Stated problem → Quote the data below in full, minus the images.

Recorded information →
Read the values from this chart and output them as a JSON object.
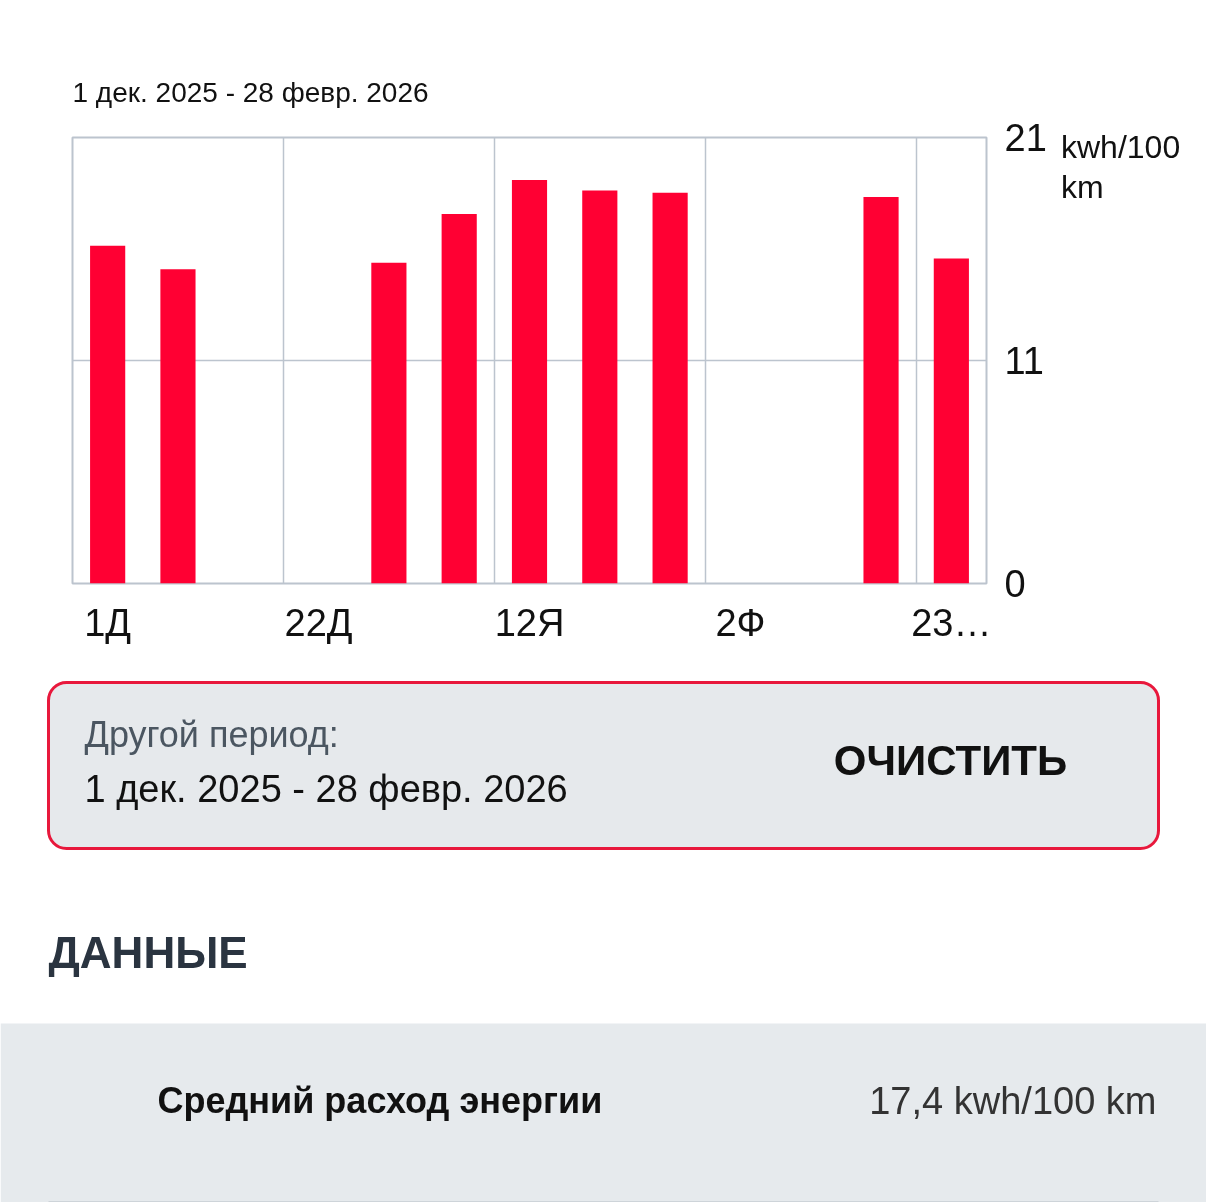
{
  "chart_data": {
    "type": "bar",
    "title": "1 дек. 2025 - 28 февр. 2026",
    "ylabel": "kwh/100 km",
    "categories": [
      "1Д",
      null,
      null,
      "22Д",
      null,
      null,
      "12Я",
      null,
      null,
      "2Ф",
      null,
      null,
      "23…"
    ],
    "values": [
      15.9,
      14.8,
      null,
      null,
      15.1,
      17.4,
      19.0,
      18.5,
      18.4,
      null,
      null,
      18.2,
      15.3
    ],
    "color": "#ff0033",
    "ylim": [
      0,
      21
    ],
    "yticks": [
      0,
      {
        "value": 10.5,
        "label": "11"
      },
      21
    ],
    "grid": true,
    "annotations": [
      "Другой период:",
      "1 дек. 2025 - 28 февр. 2026",
      "ОЧИСТИТЬ",
      "ДАННЫЕ",
      "Средний расход энергии",
      "17,4 kwh/100 km"
    ]
  }
}
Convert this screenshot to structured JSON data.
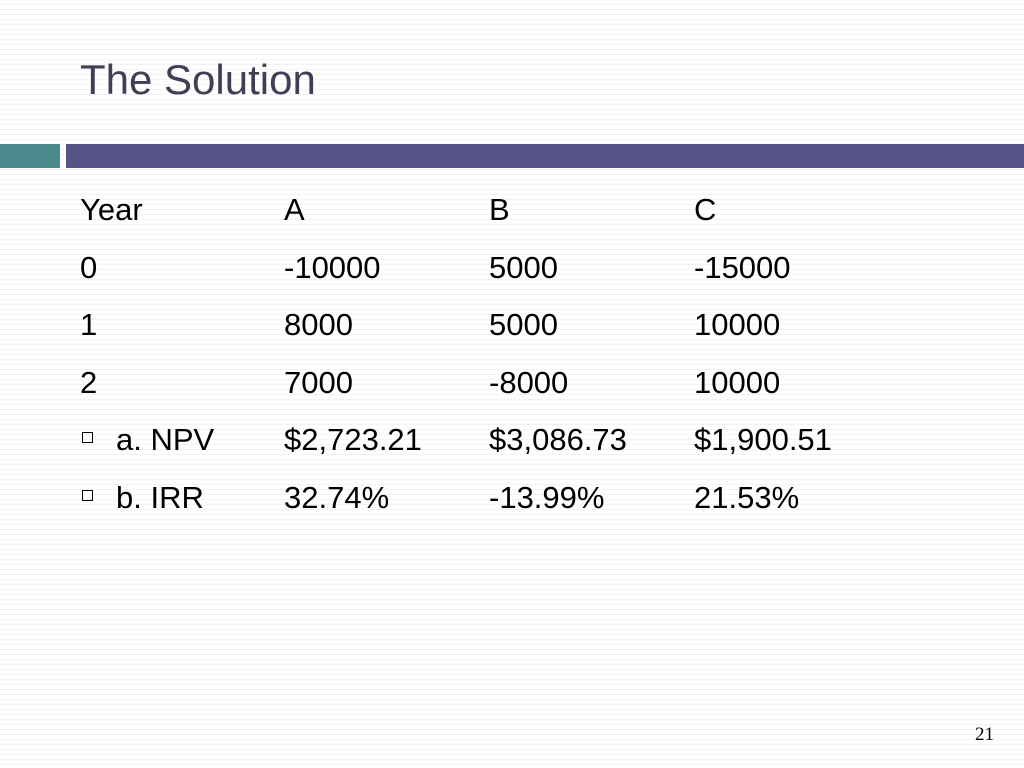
{
  "slide": {
    "title": "The Solution",
    "page_number": "21"
  },
  "table": {
    "headers": [
      "Year",
      "A",
      "B",
      "C"
    ],
    "rows": [
      {
        "label": "0",
        "values": [
          "-10000",
          "5000",
          "-15000"
        ]
      },
      {
        "label": "1",
        "values": [
          "8000",
          "5000",
          "10000"
        ]
      },
      {
        "label": "2",
        "values": [
          "7000",
          "-8000",
          "10000"
        ]
      }
    ],
    "bullet_rows": [
      {
        "label": "a. NPV",
        "values": [
          "$2,723.21",
          "$3,086.73",
          "$1,900.51"
        ]
      },
      {
        "label": "b. IRR",
        "values": [
          "32.74%",
          "-13.99%",
          "21.53%"
        ]
      }
    ]
  },
  "colors": {
    "title": "#3f3f56",
    "accent_teal": "#4a8a8c",
    "accent_purple": "#575488"
  }
}
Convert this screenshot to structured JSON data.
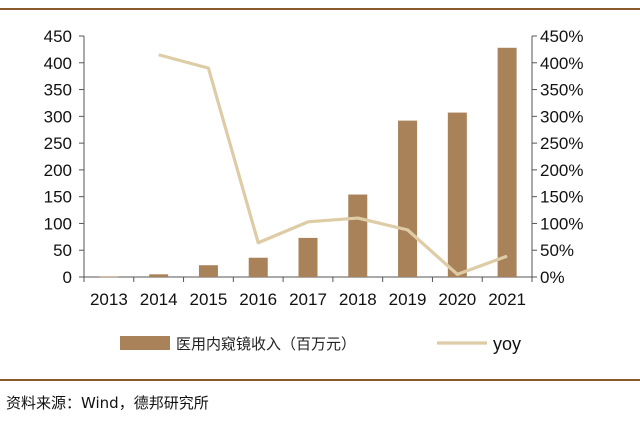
{
  "chart_data": {
    "type": "bar",
    "categories": [
      "2013",
      "2014",
      "2015",
      "2016",
      "2017",
      "2018",
      "2019",
      "2020",
      "2021"
    ],
    "series": [
      {
        "name": "医用内窥镜收入（百万元）",
        "type": "bar",
        "axis": "left",
        "color": "#a9825a",
        "values": [
          1,
          5,
          22,
          36,
          73,
          154,
          292,
          307,
          428
        ]
      },
      {
        "name": "yoy",
        "type": "line",
        "axis": "right",
        "color": "#ddcca5",
        "values": [
          null,
          4.15,
          3.9,
          0.64,
          1.03,
          1.1,
          0.88,
          0.05,
          0.39
        ]
      }
    ],
    "ylim_left": [
      0,
      450
    ],
    "yticks_left": [
      "0",
      "50",
      "100",
      "150",
      "200",
      "250",
      "300",
      "350",
      "400",
      "450"
    ],
    "ylim_right": [
      0,
      4.5
    ],
    "yticks_right": [
      "0%",
      "50%",
      "100%",
      "150%",
      "200%",
      "250%",
      "300%",
      "350%",
      "400%",
      "450%"
    ],
    "grid": false,
    "legend_position": "bottom"
  },
  "source_text": "资料来源：Wind，德邦研究所"
}
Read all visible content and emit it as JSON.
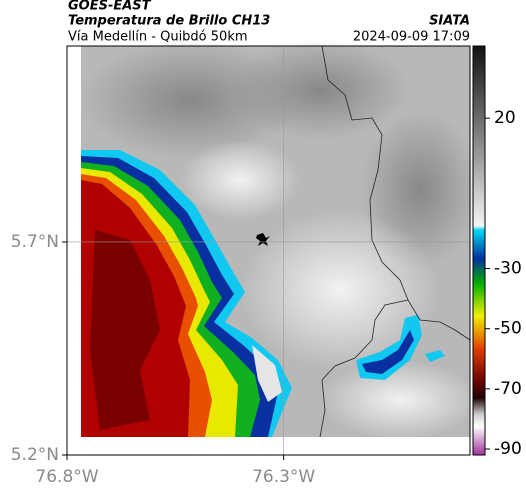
{
  "header": {
    "satellite": "GOES-EAST",
    "product": "Temperatura de Brillo CH13",
    "source": "SIATA",
    "region": "Vía Medellín - Quibdó 50km",
    "timestamp": "2024-09-09 17:09"
  },
  "chart_data": {
    "type": "map",
    "xlim": [
      -76.8,
      -75.87
    ],
    "ylim": [
      5.2,
      6.16
    ],
    "xticks": [
      {
        "value": -76.8,
        "label": "76.8°W"
      },
      {
        "value": -76.3,
        "label": "76.3°W"
      }
    ],
    "yticks": [
      {
        "value": 5.2,
        "label": "5.2°N"
      },
      {
        "value": 5.7,
        "label": "5.7°N"
      }
    ],
    "grid": true,
    "colorbar": {
      "lim": [
        -92,
        44
      ],
      "ticks": [
        20,
        -30,
        -50,
        -70,
        -90
      ]
    }
  }
}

Answer to the problem →
Read the values from this chart and output them as a JSON object.
{
  "chart_data": {
    "type": "bar",
    "title": "1 дек. 2025 - 28 февр. 2026",
    "ylabel": "kwh/100 km",
    "categories": [
      "1Д",
      null,
      null,
      "22Д",
      null,
      null,
      "12Я",
      null,
      null,
      "2Ф",
      null,
      null,
      "23…"
    ],
    "values": [
      15.9,
      14.8,
      null,
      null,
      15.1,
      17.4,
      19.0,
      18.5,
      18.4,
      null,
      null,
      18.2,
      15.3
    ],
    "color": "#ff0033",
    "ylim": [
      0,
      21
    ],
    "yticks": [
      0,
      {
        "value": 10.5,
        "label": "11"
      },
      21
    ],
    "grid": true,
    "annotations": [
      "Другой период:",
      "1 дек. 2025 - 28 февр. 2026",
      "ОЧИСТИТЬ",
      "ДАННЫЕ",
      "Средний расход энергии",
      "17,4 kwh/100 km"
    ]
  }
}
Convert this screenshot to structured JSON data.
{
  "slide": {
    "title": "The Solution",
    "page_number": "21"
  },
  "table": {
    "headers": [
      "Year",
      "A",
      "B",
      "C"
    ],
    "rows": [
      {
        "label": "0",
        "values": [
          "-10000",
          "5000",
          "-15000"
        ]
      },
      {
        "label": "1",
        "values": [
          "8000",
          "5000",
          "10000"
        ]
      },
      {
        "label": "2",
        "values": [
          "7000",
          "-8000",
          "10000"
        ]
      }
    ],
    "bullet_rows": [
      {
        "label": "a. NPV",
        "values": [
          "$2,723.21",
          "$3,086.73",
          "$1,900.51"
        ]
      },
      {
        "label": "b. IRR",
        "values": [
          "32.74%",
          "-13.99%",
          "21.53%"
        ]
      }
    ]
  },
  "colors": {
    "title": "#3f3f56",
    "accent_teal": "#4a8a8c",
    "accent_purple": "#575488"
  }
}
Convert this screenshot to structured JSON data.
{
  "chart_data": {
    "type": "bar",
    "categories": [
      "2013",
      "2014",
      "2015",
      "2016",
      "2017",
      "2018",
      "2019",
      "2020",
      "2021"
    ],
    "series": [
      {
        "name": "医用内窥镜收入（百万元）",
        "type": "bar",
        "axis": "left",
        "color": "#a9825a",
        "values": [
          1,
          5,
          22,
          36,
          73,
          154,
          292,
          307,
          428
        ]
      },
      {
        "name": "yoy",
        "type": "line",
        "axis": "right",
        "color": "#ddcca5",
        "values": [
          null,
          4.15,
          3.9,
          0.64,
          1.03,
          1.1,
          0.88,
          0.05,
          0.39
        ]
      }
    ],
    "ylim_left": [
      0,
      450
    ],
    "yticks_left": [
      "0",
      "50",
      "100",
      "150",
      "200",
      "250",
      "300",
      "350",
      "400",
      "450"
    ],
    "ylim_right": [
      0,
      4.5
    ],
    "yticks_right": [
      "0%",
      "50%",
      "100%",
      "150%",
      "200%",
      "250%",
      "300%",
      "350%",
      "400%",
      "450%"
    ],
    "grid": false,
    "legend_position": "bottom"
  },
  "source_text": "资料来源：Wind，德邦研究所"
}
Read all visible content and emit it as JSON.
{
  "header": {
    "satellite": "GOES-EAST",
    "product": "Temperatura de Brillo CH13",
    "source": "SIATA",
    "region": "Vía Medellín - Quibdó 50km",
    "timestamp": "2024-09-09 17:09"
  },
  "chart_data": {
    "type": "map",
    "xlim": [
      -76.8,
      -75.87
    ],
    "ylim": [
      5.2,
      6.16
    ],
    "xticks": [
      {
        "value": -76.8,
        "label": "76.8°W"
      },
      {
        "value": -76.3,
        "label": "76.3°W"
      }
    ],
    "yticks": [
      {
        "value": 5.2,
        "label": "5.2°N"
      },
      {
        "value": 5.7,
        "label": "5.7°N"
      }
    ],
    "grid": true,
    "colorbar": {
      "lim": [
        -92,
        44
      ],
      "ticks": [
        20,
        -30,
        -50,
        -70,
        -90
      ]
    }
  }
}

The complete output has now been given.